- [WHAT IS EXPECTED]
Output all of the records exactly as written.

- [EXERCISE MATERIALS]
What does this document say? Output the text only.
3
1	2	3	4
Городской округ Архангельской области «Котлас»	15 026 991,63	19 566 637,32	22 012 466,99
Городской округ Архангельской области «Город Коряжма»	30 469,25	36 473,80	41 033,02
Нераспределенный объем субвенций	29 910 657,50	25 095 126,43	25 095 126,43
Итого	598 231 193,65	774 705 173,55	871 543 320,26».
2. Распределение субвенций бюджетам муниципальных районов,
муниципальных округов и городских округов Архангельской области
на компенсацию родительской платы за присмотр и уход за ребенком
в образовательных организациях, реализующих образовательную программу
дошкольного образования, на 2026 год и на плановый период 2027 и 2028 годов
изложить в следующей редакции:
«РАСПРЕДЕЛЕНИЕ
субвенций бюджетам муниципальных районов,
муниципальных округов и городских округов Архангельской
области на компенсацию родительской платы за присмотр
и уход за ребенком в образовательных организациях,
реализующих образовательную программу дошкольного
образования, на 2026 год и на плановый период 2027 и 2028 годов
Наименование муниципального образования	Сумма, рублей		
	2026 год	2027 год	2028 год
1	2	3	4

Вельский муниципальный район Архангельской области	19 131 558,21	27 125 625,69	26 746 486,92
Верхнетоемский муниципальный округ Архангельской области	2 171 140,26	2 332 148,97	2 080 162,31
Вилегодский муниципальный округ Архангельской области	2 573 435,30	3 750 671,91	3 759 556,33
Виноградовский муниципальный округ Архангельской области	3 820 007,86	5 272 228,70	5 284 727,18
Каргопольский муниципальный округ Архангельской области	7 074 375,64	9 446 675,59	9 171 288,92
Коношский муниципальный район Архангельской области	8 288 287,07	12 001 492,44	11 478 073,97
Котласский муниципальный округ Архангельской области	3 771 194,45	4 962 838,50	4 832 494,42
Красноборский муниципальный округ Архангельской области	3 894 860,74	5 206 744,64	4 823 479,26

- [TASK ANSWER]
What does this document say? Output the text only.
3
1	2	3	4
Городской округ Архангельской области «Котлас»	15 026 991,63	19 566 637,32	22 012 466,99
Городской округ Архангельской области «Город Коряжма»	30 469,25	36 473,80	41 033,02
Нераспределенный объем субвенций	29 910 657,50	25 095 126,43	25 095 126,43
Итого	598 231 193,65	774 705 173,55	871 543 320,26».
2. Распределение субвенций бюджетам муниципальных районов,
муниципальных округов и городских округов Архангельской области
на компенсацию родительской платы за присмотр и уход за ребенком
в образовательных организациях, реализующих образовательную программу
дошкольного образования, на 2026 год и на плановый период 2027 и 2028 годов
изложить в следующей редакции:
«РАСПРЕДЕЛЕНИЕ
субвенций бюджетам муниципальных районов,
муниципальных округов и городских округов Архангельской
области на компенсацию родительской платы за присмотр
и уход за ребенком в образовательных организациях,
реализующих образовательную программу дошкольного
образования, на 2026 год и на плановый период 2027 и 2028 годов
Наименование муниципального образования	Сумма, рублей		
	2026 год	2027 год	2028 год
1	2	3	4

Вельский муниципальный район Архангельской области	19 131 558,21	27 125 625,69	26 746 486,92
Верхнетоемский муниципальный округ Архангельской области	2 171 140,26	2 332 148,97	2 080 162,31
Вилегодский муниципальный округ Архангельской области	2 573 435,30	3 750 671,91	3 759 556,33
Виноградовский муниципальный округ Архангельской области	3 820 007,86	5 272 228,70	5 284 727,18
Каргопольский муниципальный округ Архангельской области	7 074 375,64	9 446 675,59	9 171 288,92
Коношский муниципальный район Архангельской области	8 288 287,07	12 001 492,44	11 478 073,97
Котласский муниципальный округ Архангельской области	3 771 194,45	4 962 838,50	4 832 494,42
Красноборский муниципальный округ Архангельской области	3 894 860,74	5 206 744,64	4 823 479,26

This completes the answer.